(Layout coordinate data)
# # #
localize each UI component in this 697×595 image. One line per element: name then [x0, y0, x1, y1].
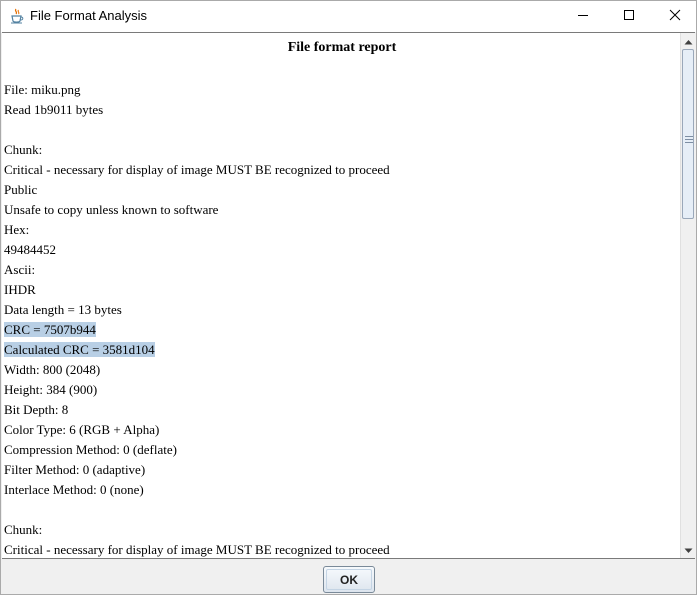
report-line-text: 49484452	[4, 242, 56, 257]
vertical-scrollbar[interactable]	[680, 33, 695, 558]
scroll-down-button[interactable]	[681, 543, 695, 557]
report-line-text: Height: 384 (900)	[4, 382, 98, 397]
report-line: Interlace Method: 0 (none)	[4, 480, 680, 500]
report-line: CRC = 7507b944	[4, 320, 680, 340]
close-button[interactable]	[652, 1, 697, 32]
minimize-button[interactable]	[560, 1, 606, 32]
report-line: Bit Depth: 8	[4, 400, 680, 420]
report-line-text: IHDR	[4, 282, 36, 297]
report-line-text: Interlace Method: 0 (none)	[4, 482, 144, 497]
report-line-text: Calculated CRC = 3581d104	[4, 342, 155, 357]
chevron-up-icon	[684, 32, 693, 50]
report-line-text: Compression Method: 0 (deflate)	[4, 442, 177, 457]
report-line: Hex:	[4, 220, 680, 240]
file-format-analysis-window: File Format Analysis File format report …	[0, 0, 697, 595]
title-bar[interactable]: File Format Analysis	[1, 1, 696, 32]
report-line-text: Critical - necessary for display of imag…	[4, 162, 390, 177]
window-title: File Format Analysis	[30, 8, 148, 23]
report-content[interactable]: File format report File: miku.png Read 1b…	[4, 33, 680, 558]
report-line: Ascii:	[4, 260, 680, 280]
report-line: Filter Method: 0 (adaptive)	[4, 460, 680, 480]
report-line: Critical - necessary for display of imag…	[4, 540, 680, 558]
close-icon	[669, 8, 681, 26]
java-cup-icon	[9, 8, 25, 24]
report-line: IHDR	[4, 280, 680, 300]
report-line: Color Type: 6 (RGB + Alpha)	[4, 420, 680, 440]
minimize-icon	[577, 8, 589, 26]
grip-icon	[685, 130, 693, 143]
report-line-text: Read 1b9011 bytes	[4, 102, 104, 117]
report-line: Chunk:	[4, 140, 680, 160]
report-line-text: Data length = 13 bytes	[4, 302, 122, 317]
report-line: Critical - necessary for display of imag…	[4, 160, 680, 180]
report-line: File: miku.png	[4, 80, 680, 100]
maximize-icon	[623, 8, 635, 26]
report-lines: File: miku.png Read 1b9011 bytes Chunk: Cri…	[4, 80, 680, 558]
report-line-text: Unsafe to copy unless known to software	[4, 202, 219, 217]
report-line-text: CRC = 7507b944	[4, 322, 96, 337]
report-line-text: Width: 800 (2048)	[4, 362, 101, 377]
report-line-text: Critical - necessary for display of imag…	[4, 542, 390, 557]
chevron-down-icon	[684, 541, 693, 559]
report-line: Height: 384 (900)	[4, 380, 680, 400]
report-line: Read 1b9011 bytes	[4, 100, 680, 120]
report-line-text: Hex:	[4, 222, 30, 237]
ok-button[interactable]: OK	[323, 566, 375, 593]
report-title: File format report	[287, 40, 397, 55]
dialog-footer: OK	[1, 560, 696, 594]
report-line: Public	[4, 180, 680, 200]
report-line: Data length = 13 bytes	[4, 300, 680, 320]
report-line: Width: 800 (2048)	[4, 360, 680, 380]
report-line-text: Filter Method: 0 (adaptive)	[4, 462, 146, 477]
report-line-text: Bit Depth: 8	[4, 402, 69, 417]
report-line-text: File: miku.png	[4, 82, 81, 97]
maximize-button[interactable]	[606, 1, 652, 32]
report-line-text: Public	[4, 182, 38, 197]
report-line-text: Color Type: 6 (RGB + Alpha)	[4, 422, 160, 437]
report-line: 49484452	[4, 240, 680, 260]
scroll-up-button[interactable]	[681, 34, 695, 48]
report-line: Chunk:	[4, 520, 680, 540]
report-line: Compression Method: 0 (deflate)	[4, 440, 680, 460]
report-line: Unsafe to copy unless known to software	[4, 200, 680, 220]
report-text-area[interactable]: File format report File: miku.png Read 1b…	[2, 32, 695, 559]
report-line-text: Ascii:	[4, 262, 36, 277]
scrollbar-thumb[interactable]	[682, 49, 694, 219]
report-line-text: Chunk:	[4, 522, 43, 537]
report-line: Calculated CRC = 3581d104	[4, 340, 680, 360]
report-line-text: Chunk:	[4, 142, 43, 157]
# # #
[What to do] Reproduce every one of the rows above verbatim, omitting the picture.

[Result below]
localize each UI component in this 697×595 image. One line per element: name then [x0, y0, x1, y1].
report-line-text: 49484452	[4, 242, 56, 257]
vertical-scrollbar[interactable]	[680, 33, 695, 558]
scroll-down-button[interactable]	[681, 543, 695, 557]
report-line-text: Height: 384 (900)	[4, 382, 98, 397]
report-line: Interlace Method: 0 (none)	[4, 480, 680, 500]
report-line: CRC = 7507b944	[4, 320, 680, 340]
close-button[interactable]	[652, 1, 697, 32]
minimize-button[interactable]	[560, 1, 606, 32]
report-line: Bit Depth: 8	[4, 400, 680, 420]
report-line-text: IHDR	[4, 282, 36, 297]
report-line-text: Interlace Method: 0 (none)	[4, 482, 144, 497]
report-line-text: Calculated CRC = 3581d104	[4, 342, 155, 357]
chevron-up-icon	[684, 32, 693, 50]
report-line-text: Compression Method: 0 (deflate)	[4, 442, 177, 457]
report-line: Hex:	[4, 220, 680, 240]
file-format-analysis-window: File Format Analysis File format report …	[0, 0, 697, 595]
title-bar[interactable]: File Format Analysis	[1, 1, 696, 32]
report-line-text: Critical - necessary for display of imag…	[4, 162, 390, 177]
window-title: File Format Analysis	[30, 8, 148, 23]
report-content[interactable]: File format report File: miku.png Read 1b…	[4, 33, 680, 558]
report-line: Ascii:	[4, 260, 680, 280]
report-line: Filter Method: 0 (adaptive)	[4, 460, 680, 480]
report-line: Critical - necessary for display of imag…	[4, 540, 680, 558]
close-icon	[669, 8, 681, 26]
java-cup-icon	[9, 8, 25, 24]
report-line: IHDR	[4, 280, 680, 300]
report-line: Color Type: 6 (RGB + Alpha)	[4, 420, 680, 440]
minimize-icon	[577, 8, 589, 26]
grip-icon	[685, 130, 693, 143]
report-line-text: Read 1b9011 bytes	[4, 102, 104, 117]
report-line: Chunk:	[4, 140, 680, 160]
report-line-text: Data length = 13 bytes	[4, 302, 122, 317]
report-line: Critical - necessary for display of imag…	[4, 160, 680, 180]
report-line: File: miku.png	[4, 80, 680, 100]
maximize-icon	[623, 8, 635, 26]
report-lines: File: miku.png Read 1b9011 bytes Chunk: Cri…	[4, 80, 680, 558]
report-line-text: Unsafe to copy unless known to software	[4, 202, 219, 217]
report-line-text: CRC = 7507b944	[4, 322, 96, 337]
report-line-text: Width: 800 (2048)	[4, 362, 101, 377]
report-line-text: Critical - necessary for display of imag…	[4, 542, 390, 557]
chevron-down-icon	[684, 541, 693, 559]
report-line: Height: 384 (900)	[4, 380, 680, 400]
report-line: Read 1b9011 bytes	[4, 100, 680, 120]
report-line-text: Hex:	[4, 222, 30, 237]
ok-button[interactable]: OK	[323, 566, 375, 593]
report-title: File format report	[287, 40, 397, 55]
dialog-footer: OK	[1, 560, 696, 594]
report-line: Public	[4, 180, 680, 200]
report-line: Data length = 13 bytes	[4, 300, 680, 320]
report-line: Width: 800 (2048)	[4, 360, 680, 380]
report-line-text: Filter Method: 0 (adaptive)	[4, 462, 146, 477]
report-line-text: Bit Depth: 8	[4, 402, 69, 417]
report-line-text: File: miku.png	[4, 82, 81, 97]
maximize-button[interactable]	[606, 1, 652, 32]
report-line-text: Public	[4, 182, 38, 197]
report-line-text: Color Type: 6 (RGB + Alpha)	[4, 422, 160, 437]
report-line: 49484452	[4, 240, 680, 260]
scroll-up-button[interactable]	[681, 34, 695, 48]
report-line: Chunk:	[4, 520, 680, 540]
report-line: Compression Method: 0 (deflate)	[4, 440, 680, 460]
report-line: Unsafe to copy unless known to software	[4, 200, 680, 220]
report-text-area[interactable]: File format report File: miku.png Read 1b…	[2, 32, 695, 559]
report-line-text: Ascii:	[4, 262, 36, 277]
scrollbar-thumb[interactable]	[682, 49, 694, 219]
report-line-text: Chunk:	[4, 522, 43, 537]
report-line: Calculated CRC = 3581d104	[4, 340, 680, 360]
report-line-text: Chunk:	[4, 142, 43, 157]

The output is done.